Records from a collection of figures
++++++++

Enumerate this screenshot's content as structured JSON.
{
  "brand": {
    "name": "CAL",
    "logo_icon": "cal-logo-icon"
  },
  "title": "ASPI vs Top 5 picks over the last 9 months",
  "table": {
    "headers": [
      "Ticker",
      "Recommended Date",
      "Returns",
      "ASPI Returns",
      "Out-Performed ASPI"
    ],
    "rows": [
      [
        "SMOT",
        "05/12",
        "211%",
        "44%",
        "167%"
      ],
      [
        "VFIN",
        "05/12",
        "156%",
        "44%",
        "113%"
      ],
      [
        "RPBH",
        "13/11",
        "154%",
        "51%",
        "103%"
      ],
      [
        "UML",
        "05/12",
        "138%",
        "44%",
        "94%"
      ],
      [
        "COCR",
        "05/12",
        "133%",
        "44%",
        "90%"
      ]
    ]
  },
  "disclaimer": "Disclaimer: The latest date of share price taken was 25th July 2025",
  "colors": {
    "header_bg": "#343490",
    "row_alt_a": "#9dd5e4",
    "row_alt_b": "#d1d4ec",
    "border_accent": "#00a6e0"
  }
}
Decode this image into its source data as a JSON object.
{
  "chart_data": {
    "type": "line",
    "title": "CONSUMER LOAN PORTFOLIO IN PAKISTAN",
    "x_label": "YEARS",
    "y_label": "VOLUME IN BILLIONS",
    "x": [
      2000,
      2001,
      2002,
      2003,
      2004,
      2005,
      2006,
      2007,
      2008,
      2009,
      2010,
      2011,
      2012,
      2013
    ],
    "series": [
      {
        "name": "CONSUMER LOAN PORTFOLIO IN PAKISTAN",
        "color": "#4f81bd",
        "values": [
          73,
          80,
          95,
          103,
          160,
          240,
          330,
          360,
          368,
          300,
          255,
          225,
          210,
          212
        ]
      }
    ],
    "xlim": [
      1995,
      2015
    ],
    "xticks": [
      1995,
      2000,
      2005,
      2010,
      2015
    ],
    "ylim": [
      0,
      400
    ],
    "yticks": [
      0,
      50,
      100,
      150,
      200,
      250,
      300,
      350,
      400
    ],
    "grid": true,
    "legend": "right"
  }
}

++++++++

TASK DESCRIPTION
Output all of the data again. Match it exactly.

SOLUTION FOR THIS EXERCISE
Enumerate this screenshot's content as structured JSON.
{
  "brand": {
    "name": "CAL",
    "logo_icon": "cal-logo-icon"
  },
  "title": "ASPI vs Top 5 picks over the last 9 months",
  "table": {
    "headers": [
      "Ticker",
      "Recommended Date",
      "Returns",
      "ASPI Returns",
      "Out-Performed ASPI"
    ],
    "rows": [
      [
        "SMOT",
        "05/12",
        "211%",
        "44%",
        "167%"
      ],
      [
        "VFIN",
        "05/12",
        "156%",
        "44%",
        "113%"
      ],
      [
        "RPBH",
        "13/11",
        "154%",
        "51%",
        "103%"
      ],
      [
        "UML",
        "05/12",
        "138%",
        "44%",
        "94%"
      ],
      [
        "COCR",
        "05/12",
        "133%",
        "44%",
        "90%"
      ]
    ]
  },
  "disclaimer": "Disclaimer: The latest date of share price taken was 25th July 2025",
  "colors": {
    "header_bg": "#343490",
    "row_alt_a": "#9dd5e4",
    "row_alt_b": "#d1d4ec",
    "border_accent": "#00a6e0"
  }
}
Decode this image into its source data as a JSON object.
{
  "chart_data": {
    "type": "line",
    "title": "CONSUMER LOAN PORTFOLIO IN PAKISTAN",
    "x_label": "YEARS",
    "y_label": "VOLUME IN BILLIONS",
    "x": [
      2000,
      2001,
      2002,
      2003,
      2004,
      2005,
      2006,
      2007,
      2008,
      2009,
      2010,
      2011,
      2012,
      2013
    ],
    "series": [
      {
        "name": "CONSUMER LOAN PORTFOLIO IN PAKISTAN",
        "color": "#4f81bd",
        "values": [
          73,
          80,
          95,
          103,
          160,
          240,
          330,
          360,
          368,
          300,
          255,
          225,
          210,
          212
        ]
      }
    ],
    "xlim": [
      1995,
      2015
    ],
    "xticks": [
      1995,
      2000,
      2005,
      2010,
      2015
    ],
    "ylim": [
      0,
      400
    ],
    "yticks": [
      0,
      50,
      100,
      150,
      200,
      250,
      300,
      350,
      400
    ],
    "grid": true,
    "legend": "right"
  }
}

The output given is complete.